What to work on.
Reply with one number: the count of lines in the data that hold the string "просмотра".

--- start of Dataset records ---

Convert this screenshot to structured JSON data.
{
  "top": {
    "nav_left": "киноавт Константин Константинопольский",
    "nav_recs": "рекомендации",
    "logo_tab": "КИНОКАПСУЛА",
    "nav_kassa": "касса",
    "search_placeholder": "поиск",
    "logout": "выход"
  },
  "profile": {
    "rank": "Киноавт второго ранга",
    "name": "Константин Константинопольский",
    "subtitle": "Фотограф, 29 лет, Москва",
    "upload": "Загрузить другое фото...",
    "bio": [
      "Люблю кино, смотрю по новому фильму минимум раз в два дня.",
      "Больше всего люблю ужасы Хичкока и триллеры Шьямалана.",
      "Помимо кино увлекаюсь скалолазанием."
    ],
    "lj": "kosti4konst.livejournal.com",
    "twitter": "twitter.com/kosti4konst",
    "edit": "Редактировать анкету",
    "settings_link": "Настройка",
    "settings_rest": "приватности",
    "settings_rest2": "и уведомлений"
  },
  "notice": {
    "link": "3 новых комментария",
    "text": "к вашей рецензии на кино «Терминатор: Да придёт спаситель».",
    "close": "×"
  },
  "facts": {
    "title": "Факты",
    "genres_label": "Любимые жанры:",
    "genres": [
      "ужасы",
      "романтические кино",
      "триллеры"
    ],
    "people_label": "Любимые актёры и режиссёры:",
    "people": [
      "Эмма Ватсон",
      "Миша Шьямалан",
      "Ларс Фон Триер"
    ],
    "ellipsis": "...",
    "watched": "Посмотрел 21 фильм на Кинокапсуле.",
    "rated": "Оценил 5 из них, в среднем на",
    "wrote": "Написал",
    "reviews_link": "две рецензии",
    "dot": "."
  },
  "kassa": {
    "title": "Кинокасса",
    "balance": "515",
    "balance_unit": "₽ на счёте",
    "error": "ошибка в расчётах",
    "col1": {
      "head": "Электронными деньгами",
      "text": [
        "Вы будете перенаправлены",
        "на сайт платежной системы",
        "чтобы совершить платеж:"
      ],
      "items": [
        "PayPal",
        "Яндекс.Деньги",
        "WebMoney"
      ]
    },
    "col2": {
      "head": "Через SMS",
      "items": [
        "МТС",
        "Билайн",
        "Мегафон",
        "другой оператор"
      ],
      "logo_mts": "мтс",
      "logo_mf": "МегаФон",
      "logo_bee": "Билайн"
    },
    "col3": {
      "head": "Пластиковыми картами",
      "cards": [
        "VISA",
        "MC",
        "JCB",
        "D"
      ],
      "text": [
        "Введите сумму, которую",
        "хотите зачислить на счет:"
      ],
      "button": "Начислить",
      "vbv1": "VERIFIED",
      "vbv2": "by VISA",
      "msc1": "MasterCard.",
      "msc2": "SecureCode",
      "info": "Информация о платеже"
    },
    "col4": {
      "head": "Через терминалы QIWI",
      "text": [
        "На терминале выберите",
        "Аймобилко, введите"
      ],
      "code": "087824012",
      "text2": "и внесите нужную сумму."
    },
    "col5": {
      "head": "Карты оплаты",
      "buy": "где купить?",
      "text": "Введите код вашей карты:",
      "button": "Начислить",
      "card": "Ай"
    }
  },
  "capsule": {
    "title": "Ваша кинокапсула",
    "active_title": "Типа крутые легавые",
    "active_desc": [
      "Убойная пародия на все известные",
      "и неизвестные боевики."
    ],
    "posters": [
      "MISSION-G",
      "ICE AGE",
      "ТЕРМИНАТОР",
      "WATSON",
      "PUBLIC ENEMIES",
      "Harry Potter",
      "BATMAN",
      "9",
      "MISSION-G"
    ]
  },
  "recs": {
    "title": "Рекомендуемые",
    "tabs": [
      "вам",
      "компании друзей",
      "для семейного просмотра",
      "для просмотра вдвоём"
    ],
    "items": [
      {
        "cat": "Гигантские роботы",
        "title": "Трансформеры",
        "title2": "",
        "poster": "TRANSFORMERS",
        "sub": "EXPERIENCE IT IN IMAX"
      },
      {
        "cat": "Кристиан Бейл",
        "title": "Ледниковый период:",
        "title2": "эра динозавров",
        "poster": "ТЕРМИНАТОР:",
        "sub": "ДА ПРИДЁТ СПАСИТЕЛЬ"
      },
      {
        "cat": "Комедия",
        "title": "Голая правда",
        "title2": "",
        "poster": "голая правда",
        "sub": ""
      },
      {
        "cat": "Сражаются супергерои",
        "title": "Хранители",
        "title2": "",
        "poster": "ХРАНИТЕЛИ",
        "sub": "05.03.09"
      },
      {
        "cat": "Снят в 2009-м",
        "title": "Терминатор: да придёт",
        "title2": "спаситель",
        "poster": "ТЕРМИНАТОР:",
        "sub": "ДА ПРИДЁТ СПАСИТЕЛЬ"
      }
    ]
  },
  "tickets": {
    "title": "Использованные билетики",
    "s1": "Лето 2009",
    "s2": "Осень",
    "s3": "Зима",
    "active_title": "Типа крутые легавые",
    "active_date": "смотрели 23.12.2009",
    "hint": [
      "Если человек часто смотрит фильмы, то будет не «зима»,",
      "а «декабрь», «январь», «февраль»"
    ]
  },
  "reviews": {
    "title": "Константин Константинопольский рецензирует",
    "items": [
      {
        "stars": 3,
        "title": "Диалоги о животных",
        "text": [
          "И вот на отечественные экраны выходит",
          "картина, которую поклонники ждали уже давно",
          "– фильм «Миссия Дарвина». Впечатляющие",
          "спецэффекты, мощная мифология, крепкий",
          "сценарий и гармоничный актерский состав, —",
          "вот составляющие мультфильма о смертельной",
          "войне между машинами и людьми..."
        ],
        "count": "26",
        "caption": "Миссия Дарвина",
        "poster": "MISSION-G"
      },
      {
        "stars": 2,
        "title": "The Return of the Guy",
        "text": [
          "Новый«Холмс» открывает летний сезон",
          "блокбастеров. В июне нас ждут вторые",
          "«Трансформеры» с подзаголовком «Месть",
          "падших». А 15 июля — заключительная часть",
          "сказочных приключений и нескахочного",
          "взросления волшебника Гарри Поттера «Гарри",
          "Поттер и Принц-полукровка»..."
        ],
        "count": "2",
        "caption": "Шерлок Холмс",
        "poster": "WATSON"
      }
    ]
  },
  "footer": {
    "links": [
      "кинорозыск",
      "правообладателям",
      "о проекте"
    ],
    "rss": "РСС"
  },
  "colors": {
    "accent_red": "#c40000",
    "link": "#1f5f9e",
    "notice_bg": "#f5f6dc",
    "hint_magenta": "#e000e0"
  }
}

--- end of Dataset records ---

Exercise solution.
2